» **Written task**: Count how many lines of the material contain the string "pour", then give that number and nothing more.

» **Supplied data**:
[BEGIN]

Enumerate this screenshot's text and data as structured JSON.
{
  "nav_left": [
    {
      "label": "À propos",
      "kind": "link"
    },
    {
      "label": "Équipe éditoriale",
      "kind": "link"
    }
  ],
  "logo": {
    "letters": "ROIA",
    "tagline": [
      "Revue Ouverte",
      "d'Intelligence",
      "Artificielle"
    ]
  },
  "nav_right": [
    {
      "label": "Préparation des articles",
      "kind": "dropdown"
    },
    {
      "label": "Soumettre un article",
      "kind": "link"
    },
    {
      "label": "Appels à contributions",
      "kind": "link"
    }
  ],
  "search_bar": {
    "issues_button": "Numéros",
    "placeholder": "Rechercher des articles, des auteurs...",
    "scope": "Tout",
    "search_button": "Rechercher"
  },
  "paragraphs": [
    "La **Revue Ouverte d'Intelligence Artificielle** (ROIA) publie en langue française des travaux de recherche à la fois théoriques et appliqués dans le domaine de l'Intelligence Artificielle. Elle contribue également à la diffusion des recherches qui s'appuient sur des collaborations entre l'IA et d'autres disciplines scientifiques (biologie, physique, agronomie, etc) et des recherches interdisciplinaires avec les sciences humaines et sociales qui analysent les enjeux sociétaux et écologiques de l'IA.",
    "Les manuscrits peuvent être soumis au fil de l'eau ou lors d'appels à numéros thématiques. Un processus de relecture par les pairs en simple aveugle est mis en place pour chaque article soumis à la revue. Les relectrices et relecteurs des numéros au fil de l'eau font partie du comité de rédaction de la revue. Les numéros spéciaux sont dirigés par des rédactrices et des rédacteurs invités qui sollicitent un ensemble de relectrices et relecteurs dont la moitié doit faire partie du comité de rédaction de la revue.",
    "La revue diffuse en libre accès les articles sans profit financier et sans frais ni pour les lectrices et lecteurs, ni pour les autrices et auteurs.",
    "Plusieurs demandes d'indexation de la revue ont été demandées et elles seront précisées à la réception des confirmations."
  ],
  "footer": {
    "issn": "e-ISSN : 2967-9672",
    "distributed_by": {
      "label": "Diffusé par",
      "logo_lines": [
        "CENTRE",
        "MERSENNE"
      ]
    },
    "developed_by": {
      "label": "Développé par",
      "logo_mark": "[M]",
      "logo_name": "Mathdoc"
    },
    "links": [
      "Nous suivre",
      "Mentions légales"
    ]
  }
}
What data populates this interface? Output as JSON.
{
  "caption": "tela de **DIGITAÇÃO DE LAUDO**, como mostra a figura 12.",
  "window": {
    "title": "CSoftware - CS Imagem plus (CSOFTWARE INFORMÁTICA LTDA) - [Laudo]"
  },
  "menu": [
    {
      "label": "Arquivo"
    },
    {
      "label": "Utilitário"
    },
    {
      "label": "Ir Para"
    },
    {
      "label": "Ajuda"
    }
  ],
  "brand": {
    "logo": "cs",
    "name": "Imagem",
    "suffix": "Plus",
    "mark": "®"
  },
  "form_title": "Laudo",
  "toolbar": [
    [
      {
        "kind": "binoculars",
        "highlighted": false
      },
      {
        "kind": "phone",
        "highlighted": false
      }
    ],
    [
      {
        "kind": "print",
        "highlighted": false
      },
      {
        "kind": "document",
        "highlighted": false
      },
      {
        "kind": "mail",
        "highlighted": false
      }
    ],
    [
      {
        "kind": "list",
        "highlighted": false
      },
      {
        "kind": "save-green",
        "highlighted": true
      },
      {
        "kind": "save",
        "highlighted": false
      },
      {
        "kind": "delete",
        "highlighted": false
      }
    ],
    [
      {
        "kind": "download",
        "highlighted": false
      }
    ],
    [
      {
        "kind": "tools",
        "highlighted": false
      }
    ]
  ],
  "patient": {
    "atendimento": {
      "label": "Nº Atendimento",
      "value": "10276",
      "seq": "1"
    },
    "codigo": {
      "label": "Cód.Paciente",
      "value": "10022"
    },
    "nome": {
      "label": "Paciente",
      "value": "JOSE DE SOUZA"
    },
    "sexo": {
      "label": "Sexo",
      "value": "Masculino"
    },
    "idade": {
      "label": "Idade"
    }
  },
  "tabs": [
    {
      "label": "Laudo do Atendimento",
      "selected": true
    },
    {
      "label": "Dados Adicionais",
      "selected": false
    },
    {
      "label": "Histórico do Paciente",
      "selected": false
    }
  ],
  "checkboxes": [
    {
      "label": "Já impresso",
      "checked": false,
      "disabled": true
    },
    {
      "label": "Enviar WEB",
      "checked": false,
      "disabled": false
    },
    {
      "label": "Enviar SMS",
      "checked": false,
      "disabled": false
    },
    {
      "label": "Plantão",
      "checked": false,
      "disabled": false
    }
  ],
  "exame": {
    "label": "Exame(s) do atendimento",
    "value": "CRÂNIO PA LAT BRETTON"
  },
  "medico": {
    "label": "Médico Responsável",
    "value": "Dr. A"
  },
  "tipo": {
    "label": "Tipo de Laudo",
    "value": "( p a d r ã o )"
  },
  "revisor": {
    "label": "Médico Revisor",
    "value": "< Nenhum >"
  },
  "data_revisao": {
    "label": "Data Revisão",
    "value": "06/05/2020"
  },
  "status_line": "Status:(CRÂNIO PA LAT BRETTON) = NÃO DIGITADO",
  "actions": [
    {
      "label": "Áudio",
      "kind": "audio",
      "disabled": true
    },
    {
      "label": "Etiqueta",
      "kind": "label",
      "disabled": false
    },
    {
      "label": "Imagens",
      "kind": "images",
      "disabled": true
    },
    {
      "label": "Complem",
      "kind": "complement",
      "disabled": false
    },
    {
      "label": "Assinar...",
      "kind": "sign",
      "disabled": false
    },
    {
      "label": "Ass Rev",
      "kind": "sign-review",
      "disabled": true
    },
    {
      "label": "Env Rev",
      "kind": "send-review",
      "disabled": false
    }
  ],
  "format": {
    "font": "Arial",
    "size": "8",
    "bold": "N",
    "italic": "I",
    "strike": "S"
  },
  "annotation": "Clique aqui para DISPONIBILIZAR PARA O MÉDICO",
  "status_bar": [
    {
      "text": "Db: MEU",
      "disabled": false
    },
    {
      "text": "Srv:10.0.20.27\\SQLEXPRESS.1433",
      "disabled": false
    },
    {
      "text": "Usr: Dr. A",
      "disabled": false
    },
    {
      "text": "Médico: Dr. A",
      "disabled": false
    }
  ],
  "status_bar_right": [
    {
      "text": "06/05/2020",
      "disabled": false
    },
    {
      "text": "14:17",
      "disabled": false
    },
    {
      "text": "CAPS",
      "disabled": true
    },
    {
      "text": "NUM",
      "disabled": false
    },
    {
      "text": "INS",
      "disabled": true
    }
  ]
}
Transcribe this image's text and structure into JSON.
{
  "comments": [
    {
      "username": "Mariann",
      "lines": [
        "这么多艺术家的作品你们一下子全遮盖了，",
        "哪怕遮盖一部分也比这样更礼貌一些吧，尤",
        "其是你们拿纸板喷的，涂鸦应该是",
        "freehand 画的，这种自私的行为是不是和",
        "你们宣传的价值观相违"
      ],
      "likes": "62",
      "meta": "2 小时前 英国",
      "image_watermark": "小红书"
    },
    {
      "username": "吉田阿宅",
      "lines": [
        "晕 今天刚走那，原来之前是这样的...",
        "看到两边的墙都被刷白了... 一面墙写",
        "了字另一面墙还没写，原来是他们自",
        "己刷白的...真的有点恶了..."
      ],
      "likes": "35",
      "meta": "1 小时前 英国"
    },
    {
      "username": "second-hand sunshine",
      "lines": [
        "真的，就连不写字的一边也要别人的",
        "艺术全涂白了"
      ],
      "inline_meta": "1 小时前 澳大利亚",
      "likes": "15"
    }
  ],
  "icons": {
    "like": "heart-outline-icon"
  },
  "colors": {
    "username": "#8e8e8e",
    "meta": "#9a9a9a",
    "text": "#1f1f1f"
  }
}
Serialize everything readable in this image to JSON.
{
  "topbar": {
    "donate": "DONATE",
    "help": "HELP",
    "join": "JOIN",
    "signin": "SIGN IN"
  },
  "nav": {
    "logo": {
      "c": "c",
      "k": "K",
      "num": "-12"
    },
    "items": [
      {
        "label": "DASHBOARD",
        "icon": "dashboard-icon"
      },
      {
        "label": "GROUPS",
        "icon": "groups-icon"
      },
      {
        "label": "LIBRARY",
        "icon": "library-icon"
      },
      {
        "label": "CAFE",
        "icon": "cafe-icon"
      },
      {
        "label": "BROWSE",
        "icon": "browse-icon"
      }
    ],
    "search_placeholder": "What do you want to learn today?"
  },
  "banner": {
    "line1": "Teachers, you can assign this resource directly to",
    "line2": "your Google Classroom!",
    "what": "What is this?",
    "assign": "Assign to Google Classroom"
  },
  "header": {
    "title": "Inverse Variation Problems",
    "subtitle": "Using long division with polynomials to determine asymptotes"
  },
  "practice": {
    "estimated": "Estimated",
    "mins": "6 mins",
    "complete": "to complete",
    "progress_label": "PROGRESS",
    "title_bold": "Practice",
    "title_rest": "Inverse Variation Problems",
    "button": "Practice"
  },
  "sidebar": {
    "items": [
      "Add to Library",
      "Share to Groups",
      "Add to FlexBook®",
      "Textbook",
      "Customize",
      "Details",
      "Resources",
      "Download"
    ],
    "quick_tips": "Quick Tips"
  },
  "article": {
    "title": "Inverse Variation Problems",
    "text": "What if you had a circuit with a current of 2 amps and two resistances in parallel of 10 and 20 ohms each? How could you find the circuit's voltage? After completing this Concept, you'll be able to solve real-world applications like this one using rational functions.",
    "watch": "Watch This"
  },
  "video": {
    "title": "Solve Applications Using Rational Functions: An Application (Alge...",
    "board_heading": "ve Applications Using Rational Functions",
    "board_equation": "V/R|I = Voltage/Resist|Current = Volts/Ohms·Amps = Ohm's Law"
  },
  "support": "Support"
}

[END]

» **Worked solution**: 2